**Alıştırma görevleri**
A - Lütfen seçim üzerine yazılmış metinde "13 Haziran 2011" sözlerinden "kırılma noktasına gelecek." sözlerine kadar uzanan bölümü olduğu gibi yazın.
B - Seçim üzerine yazılmış metne göre yazar oyunu neden Bloka verdiğini söylüyor? Bir ila üç cümleyle açıklayın.
C - Seçim üzerine yazılmış metne dayanarak şu soruları kısaca yanıtlayın:
(i) Yazar dün evden ne yapmak üzere çıkacağını yazmıştı?
(ii) Sol blok en son hangi ülkede başarılı olmuş?
(iii) Orta Doğu'daki dikta ve vesayet rejimleri bugün neyle yüz yüze kalmış?

13 Haziran 2011 10:09

Yola devam

Yola devam

Fotoğraf: Envato

Paylaş

Birazdan oyumu kullanmak üzere evden çıkacağım diye yazmıştım dün. Ve elbette Bloka oyum demiştim. Çünkü Türkiye’nin geleceği bakımından sadece burada umut var. Belki menhus kara bahtı ülkenin, bu Blokun başarısı  ile kırılma noktasına gelecek.
Tıpkı Latin Amerika’daki kırılma noktaları gibi. Onlarca yıllık askeri dikta ve vesayet rejimlerinden sonra, nasıl bir sol dalga bütün kıtayı kapladıysa ve en son Peru’da sol blok başarılı olduysa, Orta Doğu’daki dikta ve vesayet rejimleri bugün nasıl devrimci bir halk ayaklanması  dalgası ile yüz yüze kaldıysa, Türkiye’nin de bu dalgadan nasibini alacağına inanmak istiyorum.

Açıklamalı bölge listeleri:

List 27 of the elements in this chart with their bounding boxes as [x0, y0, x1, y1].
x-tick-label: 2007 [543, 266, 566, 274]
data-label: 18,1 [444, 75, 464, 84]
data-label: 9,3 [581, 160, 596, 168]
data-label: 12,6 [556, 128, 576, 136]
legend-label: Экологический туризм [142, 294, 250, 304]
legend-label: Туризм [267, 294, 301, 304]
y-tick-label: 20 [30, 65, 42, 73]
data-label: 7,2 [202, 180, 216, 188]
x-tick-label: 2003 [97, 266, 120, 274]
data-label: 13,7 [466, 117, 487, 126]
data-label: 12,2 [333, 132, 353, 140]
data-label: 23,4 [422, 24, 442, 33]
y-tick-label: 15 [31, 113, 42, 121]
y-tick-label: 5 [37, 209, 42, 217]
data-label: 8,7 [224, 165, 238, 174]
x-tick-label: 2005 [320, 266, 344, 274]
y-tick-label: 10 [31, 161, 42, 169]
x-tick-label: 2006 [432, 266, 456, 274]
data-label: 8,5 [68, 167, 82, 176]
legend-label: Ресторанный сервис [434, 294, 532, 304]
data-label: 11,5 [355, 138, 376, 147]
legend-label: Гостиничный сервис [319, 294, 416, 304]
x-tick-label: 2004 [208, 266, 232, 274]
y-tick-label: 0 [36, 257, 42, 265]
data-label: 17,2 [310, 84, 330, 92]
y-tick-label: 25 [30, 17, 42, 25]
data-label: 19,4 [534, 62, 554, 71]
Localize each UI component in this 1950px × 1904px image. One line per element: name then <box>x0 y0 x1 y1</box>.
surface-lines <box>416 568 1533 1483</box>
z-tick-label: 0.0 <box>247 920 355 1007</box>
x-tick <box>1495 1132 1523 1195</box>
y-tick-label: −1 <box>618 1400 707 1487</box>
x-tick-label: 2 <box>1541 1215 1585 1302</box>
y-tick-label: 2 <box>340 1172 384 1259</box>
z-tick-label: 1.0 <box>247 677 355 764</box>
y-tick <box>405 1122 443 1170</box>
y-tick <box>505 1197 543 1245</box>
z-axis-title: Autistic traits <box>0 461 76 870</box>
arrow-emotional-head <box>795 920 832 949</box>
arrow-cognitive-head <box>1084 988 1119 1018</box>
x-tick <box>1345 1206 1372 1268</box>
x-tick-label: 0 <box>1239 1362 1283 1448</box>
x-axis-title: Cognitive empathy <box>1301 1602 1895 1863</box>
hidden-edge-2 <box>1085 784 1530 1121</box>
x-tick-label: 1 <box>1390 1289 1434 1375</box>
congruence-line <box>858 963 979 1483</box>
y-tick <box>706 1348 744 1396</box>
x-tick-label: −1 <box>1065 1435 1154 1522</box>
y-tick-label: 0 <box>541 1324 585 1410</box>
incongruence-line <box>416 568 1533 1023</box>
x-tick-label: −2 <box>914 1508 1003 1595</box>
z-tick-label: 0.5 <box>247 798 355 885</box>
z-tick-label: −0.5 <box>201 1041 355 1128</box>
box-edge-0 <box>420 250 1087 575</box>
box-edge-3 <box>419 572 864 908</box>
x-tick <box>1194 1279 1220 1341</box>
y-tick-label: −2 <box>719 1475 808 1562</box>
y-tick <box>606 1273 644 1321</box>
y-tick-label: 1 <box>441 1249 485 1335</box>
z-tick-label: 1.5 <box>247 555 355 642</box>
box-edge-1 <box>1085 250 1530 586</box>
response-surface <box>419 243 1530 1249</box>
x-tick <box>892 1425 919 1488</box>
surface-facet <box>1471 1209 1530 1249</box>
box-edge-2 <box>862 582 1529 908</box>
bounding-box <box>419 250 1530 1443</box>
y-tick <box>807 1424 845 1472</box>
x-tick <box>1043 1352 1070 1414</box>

**Görev yanıtları**
A -
13 Haziran 2011 10:09

Yola devam

Yola devam

Fotoğraf: Envato

Paylaş

Birazdan oyumu kullanmak üzere evden çıkacağım diye yazmıştım dün. Ve elbette Bloka oyum demiştim. Çünkü Türkiye’nin geleceği bakımından sadece burada umut var. Belki menhus kara bahtı ülkenin, bu Blokun başarısı  ile kırılma noktasına gelecek.

B - Yazar, Türkiye'nin geleceği bakımından umudun yalnızca bu Blokta olduğunu söylüyor. Ülkenin kara bahtının belki de bu Blokun başarısıyla kırılma noktasına geleceğini ekliyor.

C -
(i) Oyunu kullanmak üzere.
(ii) Peru'da.
(iii) Devrimci bir halk ayaklanması dalgasıyla.